> _What you are asked to do_:
List each line of the data that holds the word "Коэффициент".

***

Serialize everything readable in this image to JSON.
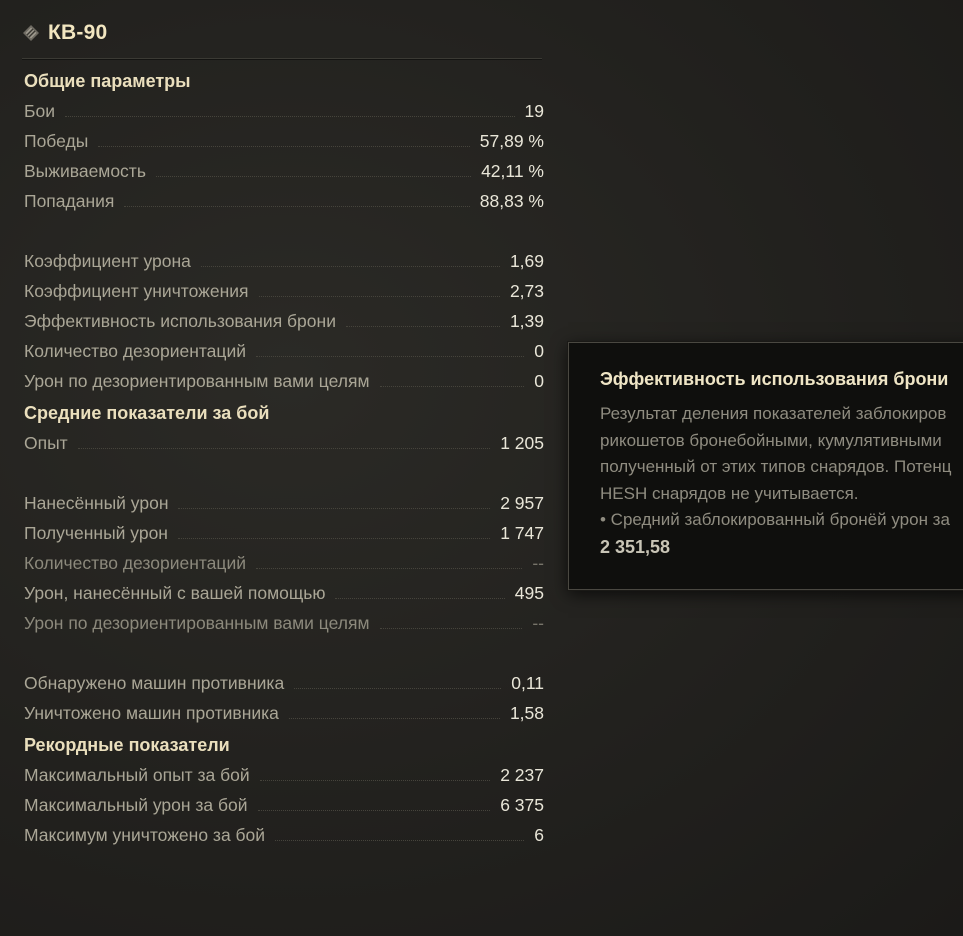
{
  "header": {
    "title": "КВ-90",
    "tier_icon": "heavy-tank-class-icon"
  },
  "sections": [
    {
      "title": "Общие параметры",
      "groups": [
        [
          {
            "label": "Бои",
            "value": "19"
          },
          {
            "label": "Победы",
            "value": "57,89 %"
          },
          {
            "label": "Выживаемость",
            "value": "42,11 %"
          },
          {
            "label": "Попадания",
            "value": "88,83 %"
          }
        ],
        [
          {
            "label": "Коэффициент урона",
            "value": "1,69"
          },
          {
            "label": "Коэффициент уничтожения",
            "value": "2,73"
          },
          {
            "label": "Эффективность использования брони",
            "value": "1,39"
          },
          {
            "label": "Количество дезориентаций",
            "value": "0"
          },
          {
            "label": "Урон по дезориентированным вами целям",
            "value": "0"
          }
        ]
      ]
    },
    {
      "title": "Средние показатели за бой",
      "groups": [
        [
          {
            "label": "Опыт",
            "value": "1 205"
          }
        ],
        [
          {
            "label": "Нанесённый урон",
            "value": "2 957"
          },
          {
            "label": "Полученный урон",
            "value": "1 747"
          },
          {
            "label": "Количество дезориентаций",
            "value": "--",
            "dim": true
          },
          {
            "label": "Урон, нанесённый с вашей помощью",
            "value": "495"
          },
          {
            "label": "Урон по дезориентированным вами целям",
            "value": "--",
            "dim": true
          }
        ],
        [
          {
            "label": "Обнаружено машин противника",
            "value": "0,11"
          },
          {
            "label": "Уничтожено машин противника",
            "value": "1,58"
          }
        ]
      ]
    },
    {
      "title": "Рекордные показатели",
      "groups": [
        [
          {
            "label": "Максимальный опыт за бой",
            "value": "2 237"
          },
          {
            "label": "Максимальный урон за бой",
            "value": "6 375"
          },
          {
            "label": "Максимум уничтожено за бой",
            "value": "6"
          }
        ]
      ]
    }
  ],
  "tooltip": {
    "title": "Эффективность использования брони",
    "lines": [
      "Результат деления показателей заблокиров",
      "рикошетов бронебойными, кумулятивными",
      "полученный от этих типов снарядов. Потенц",
      "HESH снарядов не учитывается.",
      "• Средний заблокированный бронёй урон за"
    ],
    "value": "2 351,58"
  },
  "colors": {
    "title": "#f2e6c0",
    "section_title": "#eadfbd",
    "value": "#e9e6d8",
    "label": "#aaa696"
  }
}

***

> _Full answer_:
            "label": "Коэффициент урона",
            "label": "Коэффициент уничтожения",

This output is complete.